**Work required**
Return all lines that include the string "whether".

**A run of records**
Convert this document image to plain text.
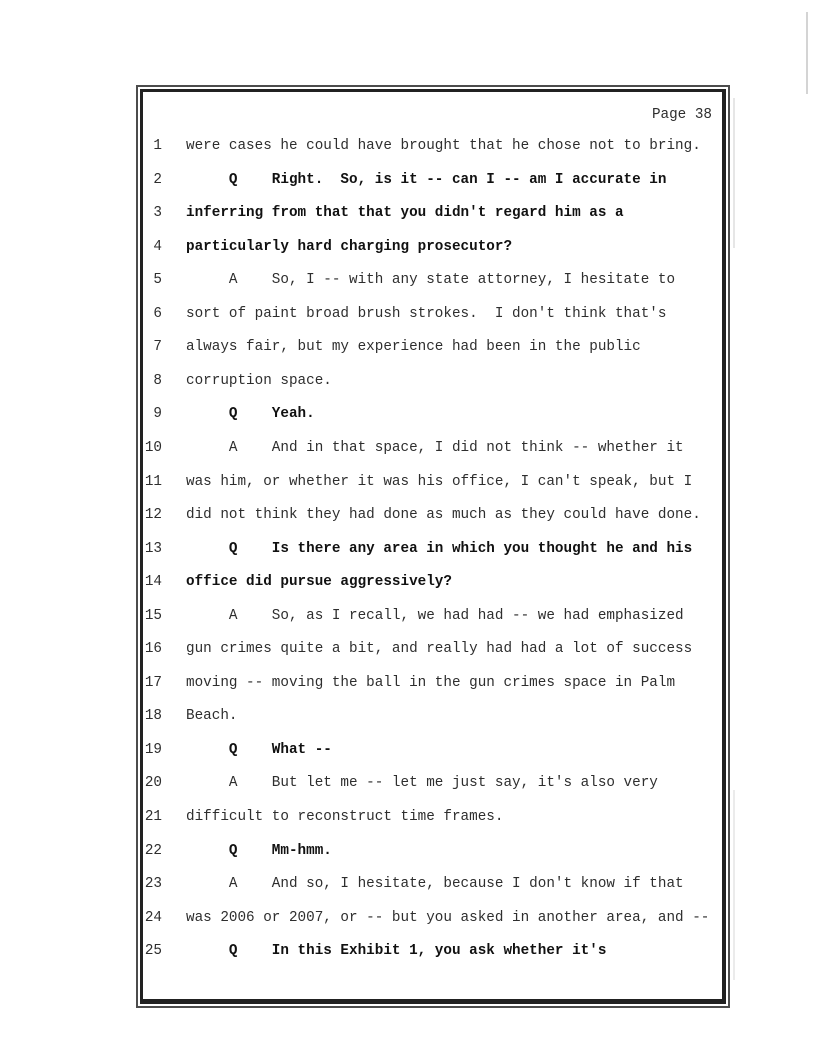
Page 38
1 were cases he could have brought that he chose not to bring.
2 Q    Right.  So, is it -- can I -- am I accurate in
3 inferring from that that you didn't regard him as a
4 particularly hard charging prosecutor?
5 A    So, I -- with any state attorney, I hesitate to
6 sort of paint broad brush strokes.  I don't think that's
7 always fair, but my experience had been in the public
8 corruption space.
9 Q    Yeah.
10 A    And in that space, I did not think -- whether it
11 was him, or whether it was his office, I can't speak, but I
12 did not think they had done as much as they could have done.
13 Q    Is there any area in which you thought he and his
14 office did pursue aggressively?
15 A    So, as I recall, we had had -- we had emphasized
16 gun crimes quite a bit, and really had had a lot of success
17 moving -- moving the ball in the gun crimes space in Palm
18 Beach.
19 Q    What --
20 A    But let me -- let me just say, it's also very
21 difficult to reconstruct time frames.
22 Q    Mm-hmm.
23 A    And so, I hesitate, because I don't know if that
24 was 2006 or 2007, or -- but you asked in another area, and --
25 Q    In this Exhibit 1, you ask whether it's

**Written solution**
10 A    And in that space, I did not think -- whether it
11 was him, or whether it was his office, I can't speak, but I
25 Q    In this Exhibit 1, you ask whether it's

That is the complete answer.